=== Problem statement ===
Write out the records again, exactly, leaving none out.
----------
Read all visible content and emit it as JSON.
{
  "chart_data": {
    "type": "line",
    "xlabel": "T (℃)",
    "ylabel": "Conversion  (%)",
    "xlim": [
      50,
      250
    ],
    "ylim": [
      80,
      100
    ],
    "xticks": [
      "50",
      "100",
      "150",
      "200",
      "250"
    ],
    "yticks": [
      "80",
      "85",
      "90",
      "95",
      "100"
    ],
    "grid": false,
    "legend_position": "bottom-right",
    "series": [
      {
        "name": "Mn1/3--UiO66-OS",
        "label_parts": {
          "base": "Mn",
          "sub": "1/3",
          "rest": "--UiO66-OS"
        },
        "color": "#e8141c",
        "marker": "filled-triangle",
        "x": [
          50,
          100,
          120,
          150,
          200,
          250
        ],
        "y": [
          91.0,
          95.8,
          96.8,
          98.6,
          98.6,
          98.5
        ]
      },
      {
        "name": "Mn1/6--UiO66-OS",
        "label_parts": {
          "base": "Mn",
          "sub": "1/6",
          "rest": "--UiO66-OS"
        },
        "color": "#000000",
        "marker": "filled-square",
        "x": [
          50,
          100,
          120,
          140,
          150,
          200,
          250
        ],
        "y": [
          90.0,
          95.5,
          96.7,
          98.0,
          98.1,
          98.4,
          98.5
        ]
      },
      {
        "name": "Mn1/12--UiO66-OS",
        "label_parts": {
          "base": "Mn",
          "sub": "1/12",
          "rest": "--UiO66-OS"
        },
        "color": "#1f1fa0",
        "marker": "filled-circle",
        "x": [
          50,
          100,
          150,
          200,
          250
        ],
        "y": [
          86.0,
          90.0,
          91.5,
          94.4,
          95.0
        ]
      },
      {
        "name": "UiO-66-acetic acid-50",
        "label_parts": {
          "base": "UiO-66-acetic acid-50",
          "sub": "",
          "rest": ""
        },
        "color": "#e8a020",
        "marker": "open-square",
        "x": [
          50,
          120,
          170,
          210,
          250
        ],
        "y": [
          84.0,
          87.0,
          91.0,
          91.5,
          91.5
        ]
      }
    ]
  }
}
----------
=== Task answer ===
Read all visible content and emit it as JSON.
{
  "chart_data": {
    "type": "line",
    "xlabel": "T (℃)",
    "ylabel": "Conversion  (%)",
    "xlim": [
      50,
      250
    ],
    "ylim": [
      80,
      100
    ],
    "xticks": [
      "50",
      "100",
      "150",
      "200",
      "250"
    ],
    "yticks": [
      "80",
      "85",
      "90",
      "95",
      "100"
    ],
    "grid": false,
    "legend_position": "bottom-right",
    "series": [
      {
        "name": "Mn1/3--UiO66-OS",
        "label_parts": {
          "base": "Mn",
          "sub": "1/3",
          "rest": "--UiO66-OS"
        },
        "color": "#e8141c",
        "marker": "filled-triangle",
        "x": [
          50,
          100,
          120,
          150,
          200,
          250
        ],
        "y": [
          91.0,
          95.8,
          96.8,
          98.6,
          98.6,
          98.5
        ]
      },
      {
        "name": "Mn1/6--UiO66-OS",
        "label_parts": {
          "base": "Mn",
          "sub": "1/6",
          "rest": "--UiO66-OS"
        },
        "color": "#000000",
        "marker": "filled-square",
        "x": [
          50,
          100,
          120,
          140,
          150,
          200,
          250
        ],
        "y": [
          90.0,
          95.5,
          96.7,
          98.0,
          98.1,
          98.4,
          98.5
        ]
      },
      {
        "name": "Mn1/12--UiO66-OS",
        "label_parts": {
          "base": "Mn",
          "sub": "1/12",
          "rest": "--UiO66-OS"
        },
        "color": "#1f1fa0",
        "marker": "filled-circle",
        "x": [
          50,
          100,
          150,
          200,
          250
        ],
        "y": [
          86.0,
          90.0,
          91.5,
          94.4,
          95.0
        ]
      },
      {
        "name": "UiO-66-acetic acid-50",
        "label_parts": {
          "base": "UiO-66-acetic acid-50",
          "sub": "",
          "rest": ""
        },
        "color": "#e8a020",
        "marker": "open-square",
        "x": [
          50,
          120,
          170,
          210,
          250
        ],
        "y": [
          84.0,
          87.0,
          91.0,
          91.5,
          91.5
        ]
      }
    ]
  }
}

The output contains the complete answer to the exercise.